▶ _DESCRIPTION OF THE TASK_
Will you give every entry again exactly as it stands?

--- DATASET EXTRACT ---

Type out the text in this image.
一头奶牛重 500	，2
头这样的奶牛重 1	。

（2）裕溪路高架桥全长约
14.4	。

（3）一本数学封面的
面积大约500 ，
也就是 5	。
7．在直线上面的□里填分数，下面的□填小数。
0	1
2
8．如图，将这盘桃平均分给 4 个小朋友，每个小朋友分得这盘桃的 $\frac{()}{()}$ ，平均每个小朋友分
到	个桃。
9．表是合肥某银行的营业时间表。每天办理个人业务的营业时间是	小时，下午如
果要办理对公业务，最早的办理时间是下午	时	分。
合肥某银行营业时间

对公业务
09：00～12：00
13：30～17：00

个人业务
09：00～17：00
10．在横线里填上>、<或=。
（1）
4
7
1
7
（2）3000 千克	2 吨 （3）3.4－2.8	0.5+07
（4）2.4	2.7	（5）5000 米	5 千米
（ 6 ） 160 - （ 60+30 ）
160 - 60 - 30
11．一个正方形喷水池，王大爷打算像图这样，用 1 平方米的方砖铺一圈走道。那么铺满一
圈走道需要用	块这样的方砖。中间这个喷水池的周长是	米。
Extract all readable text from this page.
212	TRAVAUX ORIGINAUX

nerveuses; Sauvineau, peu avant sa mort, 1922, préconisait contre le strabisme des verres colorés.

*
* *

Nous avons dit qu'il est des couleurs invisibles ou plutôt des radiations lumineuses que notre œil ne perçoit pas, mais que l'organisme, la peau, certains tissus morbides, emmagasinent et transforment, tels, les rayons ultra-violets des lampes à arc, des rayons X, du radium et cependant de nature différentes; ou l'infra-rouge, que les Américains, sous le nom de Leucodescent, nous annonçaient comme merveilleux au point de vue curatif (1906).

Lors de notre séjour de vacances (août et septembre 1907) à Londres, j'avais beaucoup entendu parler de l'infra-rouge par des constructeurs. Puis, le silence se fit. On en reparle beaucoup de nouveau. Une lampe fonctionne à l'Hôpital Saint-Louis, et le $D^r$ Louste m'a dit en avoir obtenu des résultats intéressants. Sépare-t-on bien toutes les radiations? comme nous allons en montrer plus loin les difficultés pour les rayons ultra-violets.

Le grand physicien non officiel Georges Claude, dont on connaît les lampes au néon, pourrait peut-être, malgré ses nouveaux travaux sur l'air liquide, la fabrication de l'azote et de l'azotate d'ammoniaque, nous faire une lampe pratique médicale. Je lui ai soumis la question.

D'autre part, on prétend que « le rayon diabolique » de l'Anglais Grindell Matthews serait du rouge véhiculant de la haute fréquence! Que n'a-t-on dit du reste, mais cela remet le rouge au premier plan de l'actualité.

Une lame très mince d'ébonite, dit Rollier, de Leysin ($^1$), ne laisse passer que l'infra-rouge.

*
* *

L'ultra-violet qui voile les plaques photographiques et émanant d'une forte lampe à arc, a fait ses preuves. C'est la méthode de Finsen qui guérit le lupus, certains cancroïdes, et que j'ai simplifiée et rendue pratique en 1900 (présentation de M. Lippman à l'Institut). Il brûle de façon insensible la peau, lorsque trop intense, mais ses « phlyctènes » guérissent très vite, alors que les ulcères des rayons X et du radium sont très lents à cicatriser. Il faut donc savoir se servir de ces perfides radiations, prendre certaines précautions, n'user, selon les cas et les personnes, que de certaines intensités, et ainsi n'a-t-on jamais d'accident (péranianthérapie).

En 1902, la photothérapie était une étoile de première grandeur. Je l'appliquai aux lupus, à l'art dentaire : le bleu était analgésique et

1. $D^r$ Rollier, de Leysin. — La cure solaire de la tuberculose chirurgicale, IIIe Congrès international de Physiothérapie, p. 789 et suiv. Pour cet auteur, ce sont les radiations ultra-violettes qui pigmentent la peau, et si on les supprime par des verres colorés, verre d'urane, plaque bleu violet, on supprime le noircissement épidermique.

---

▶ _THE RESULT_
Type out the text in this image.
一头奶牛重 500	，2
头这样的奶牛重 1	。

（2）裕溪路高架桥全长约
14.4	。

（3）一本数学封面的
面积大约500 ，
也就是 5	。
7．在直线上面的□里填分数，下面的□填小数。
0	1
2
8．如图，将这盘桃平均分给 4 个小朋友，每个小朋友分得这盘桃的 $\frac{()}{()}$ ，平均每个小朋友分
到	个桃。
9．表是合肥某银行的营业时间表。每天办理个人业务的营业时间是	小时，下午如
果要办理对公业务，最早的办理时间是下午	时	分。
合肥某银行营业时间

对公业务
09：00～12：00
13：30～17：00

个人业务
09：00～17：00
10．在横线里填上>、<或=。
（1）
4
7
1
7
（2）3000 千克	2 吨 （3）3.4－2.8	0.5+07
（4）2.4	2.7	（5）5000 米	5 千米
（ 6 ） 160 - （ 60+30 ）
160 - 60 - 30
11．一个正方形喷水池，王大爷打算像图这样，用 1 平方米的方砖铺一圈走道。那么铺满一
圈走道需要用	块这样的方砖。中间这个喷水池的周长是	米。
Extract all readable text from this page.
212	TRAVAUX ORIGINAUX

nerveuses; Sauvineau, peu avant sa mort, 1922, préconisait contre le strabisme des verres colorés.

*
* *

Nous avons dit qu'il est des couleurs invisibles ou plutôt des radiations lumineuses que notre œil ne perçoit pas, mais que l'organisme, la peau, certains tissus morbides, emmagasinent et transforment, tels, les rayons ultra-violets des lampes à arc, des rayons X, du radium et cependant de nature différentes; ou l'infra-rouge, que les Américains, sous le nom de Leucodescent, nous annonçaient comme merveilleux au point de vue curatif (1906).

Lors de notre séjour de vacances (août et septembre 1907) à Londres, j'avais beaucoup entendu parler de l'infra-rouge par des constructeurs. Puis, le silence se fit. On en reparle beaucoup de nouveau. Une lampe fonctionne à l'Hôpital Saint-Louis, et le $D^r$ Louste m'a dit en avoir obtenu des résultats intéressants. Sépare-t-on bien toutes les radiations? comme nous allons en montrer plus loin les difficultés pour les rayons ultra-violets.

Le grand physicien non officiel Georges Claude, dont on connaît les lampes au néon, pourrait peut-être, malgré ses nouveaux travaux sur l'air liquide, la fabrication de l'azote et de l'azotate d'ammoniaque, nous faire une lampe pratique médicale. Je lui ai soumis la question.

D'autre part, on prétend que « le rayon diabolique » de l'Anglais Grindell Matthews serait du rouge véhiculant de la haute fréquence! Que n'a-t-on dit du reste, mais cela remet le rouge au premier plan de l'actualité.

Une lame très mince d'ébonite, dit Rollier, de Leysin ($^1$), ne laisse passer que l'infra-rouge.

*
* *

L'ultra-violet qui voile les plaques photographiques et émanant d'une forte lampe à arc, a fait ses preuves. C'est la méthode de Finsen qui guérit le lupus, certains cancroïdes, et que j'ai simplifiée et rendue pratique en 1900 (présentation de M. Lippman à l'Institut). Il brûle de façon insensible la peau, lorsque trop intense, mais ses « phlyctènes » guérissent très vite, alors que les ulcères des rayons X et du radium sont très lents à cicatriser. Il faut donc savoir se servir de ces perfides radiations, prendre certaines précautions, n'user, selon les cas et les personnes, que de certaines intensités, et ainsi n'a-t-on jamais d'accident (péranianthérapie).

En 1902, la photothérapie était une étoile de première grandeur. Je l'appliquai aux lupus, à l'art dentaire : le bleu était analgésique et

1. $D^r$ Rollier, de Leysin. — La cure solaire de la tuberculose chirurgicale, IIIe Congrès international de Physiothérapie, p. 789 et suiv. Pour cet auteur, ce sont les radiations ultra-violettes qui pigmentent la peau, et si on les supprime par des verres colorés, verre d'urane, plaque bleu violet, on supprime le noircissement épidermique.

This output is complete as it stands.